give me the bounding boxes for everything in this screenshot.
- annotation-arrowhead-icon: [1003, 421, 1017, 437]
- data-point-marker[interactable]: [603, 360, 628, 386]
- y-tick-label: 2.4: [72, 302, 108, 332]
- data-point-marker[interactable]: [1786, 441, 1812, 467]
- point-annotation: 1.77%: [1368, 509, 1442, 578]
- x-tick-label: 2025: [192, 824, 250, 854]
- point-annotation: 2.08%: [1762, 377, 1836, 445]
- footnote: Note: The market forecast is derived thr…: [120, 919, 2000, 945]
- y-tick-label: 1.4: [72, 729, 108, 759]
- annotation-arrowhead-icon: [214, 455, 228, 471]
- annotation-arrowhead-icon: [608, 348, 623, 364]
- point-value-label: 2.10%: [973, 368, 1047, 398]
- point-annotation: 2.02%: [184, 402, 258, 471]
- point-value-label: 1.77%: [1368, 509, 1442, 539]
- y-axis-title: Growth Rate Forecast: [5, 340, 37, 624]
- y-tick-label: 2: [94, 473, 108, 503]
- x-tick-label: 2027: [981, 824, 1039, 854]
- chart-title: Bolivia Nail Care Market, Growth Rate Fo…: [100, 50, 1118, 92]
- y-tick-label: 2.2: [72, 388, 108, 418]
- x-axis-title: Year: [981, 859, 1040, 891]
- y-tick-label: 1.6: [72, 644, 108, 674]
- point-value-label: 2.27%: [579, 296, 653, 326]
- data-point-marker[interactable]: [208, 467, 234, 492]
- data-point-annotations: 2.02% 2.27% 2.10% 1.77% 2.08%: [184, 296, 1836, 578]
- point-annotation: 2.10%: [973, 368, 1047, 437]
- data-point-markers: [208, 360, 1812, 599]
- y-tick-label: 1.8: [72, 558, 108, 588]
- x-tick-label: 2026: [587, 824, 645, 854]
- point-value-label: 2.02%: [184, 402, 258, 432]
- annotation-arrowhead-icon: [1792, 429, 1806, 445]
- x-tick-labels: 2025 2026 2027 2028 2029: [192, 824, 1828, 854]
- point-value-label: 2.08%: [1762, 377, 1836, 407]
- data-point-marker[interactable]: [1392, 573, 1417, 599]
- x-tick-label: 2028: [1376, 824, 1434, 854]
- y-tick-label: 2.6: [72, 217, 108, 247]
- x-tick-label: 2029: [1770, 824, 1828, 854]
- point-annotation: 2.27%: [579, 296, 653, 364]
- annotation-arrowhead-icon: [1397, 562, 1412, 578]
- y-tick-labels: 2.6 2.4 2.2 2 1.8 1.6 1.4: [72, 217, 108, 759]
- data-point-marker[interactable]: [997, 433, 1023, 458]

□ □ □

**GOAL**
Recast the listing above as a JSON list of strings, with one string per line and blank lines omitted.

**RESPONSE FOR THIS EXERCISE**
[
  "give me the bounding boxes for everything in this screenshot.",
  "- annotation-arrowhead-icon: [1003, 421, 1017, 437]",
  "- data-point-marker[interactable]: [603, 360, 628, 386]",
  "- y-tick-label: 2.4: [72, 302, 108, 332]",
  "- data-point-marker[interactable]: [1786, 441, 1812, 467]",
  "- point-annotation: 1.77%: [1368, 509, 1442, 578]",
  "- x-tick-label: 2025: [192, 824, 250, 854]",
  "- point-annotation: 2.08%: [1762, 377, 1836, 445]",
  "- footnote: Note: The market forecast is derived thr…: [120, 919, 2000, 945]",
  "- y-tick-label: 1.4: [72, 729, 108, 759]",
  "- annotation-arrowhead-icon: [214, 455, 228, 471]",
  "- annotation-arrowhead-icon: [608, 348, 623, 364]",
  "- point-value-label: 2.10%: [973, 368, 1047, 398]",
  "- point-annotation: 2.02%: [184, 402, 258, 471]",
  "- point-value-label: 1.77%: [1368, 509, 1442, 539]",
  "- y-axis-title: Growth Rate Forecast: [5, 340, 37, 624]",
  "- y-tick-label: 2: [94, 473, 108, 503]",
  "- x-tick-label: 2027: [981, 824, 1039, 854]",
  "- chart-title: Bolivia Nail Care Market, Growth Rate Fo…: [100, 50, 1118, 92]",
  "- y-tick-label: 2.2: [72, 388, 108, 418]",
  "- x-axis-title: Year: [981, 859, 1040, 891]",
  "- y-tick-label: 1.6: [72, 644, 108, 674]",
  "- point-value-label: 2.27%: [579, 296, 653, 326]",
  "- data-point-marker[interactable]: [208, 467, 234, 492]",
  "- data-point-annotations: 2.02% 2.27% 2.10% 1.77% 2.08%: [184, 296, 1836, 578]",
  "- point-annotation: 2.10%: [973, 368, 1047, 437]",
  "- data-point-markers: [208, 360, 1812, 599]",
  "- y-tick-label: 1.8: [72, 558, 108, 588]",
  "- x-tick-label: 2026: [587, 824, 645, 854]",
  "- point-value-label: 2.02%: [184, 402, 258, 432]",
  "- annotation-arrowhead-icon: [1792, 429, 1806, 445]",
  "- x-tick-labels: 2025 2026 2027 2028 2029: [192, 824, 1828, 854]",
  "- point-value-label: 2.08%: [1762, 377, 1836, 407]",
  "- data-point-marker[interactable]: [1392, 573, 1417, 599]",
  "- x-tick-label: 2028: [1376, 824, 1434, 854]",
  "- y-tick-label: 2.6: [72, 217, 108, 247]",
  "- x-tick-label: 2029: [1770, 824, 1828, 854]",
  "- point-annotation: 2.27%: [579, 296, 653, 364]",
  "- annotation-arrowhead-icon: [1397, 562, 1412, 578]",
  "- y-tick-labels: 2.6 2.4 2.2 2 1.8 1.6 1.4: [72, 217, 108, 759]",
  "- data-point-marker[interactable]: [997, 433, 1023, 458]"
]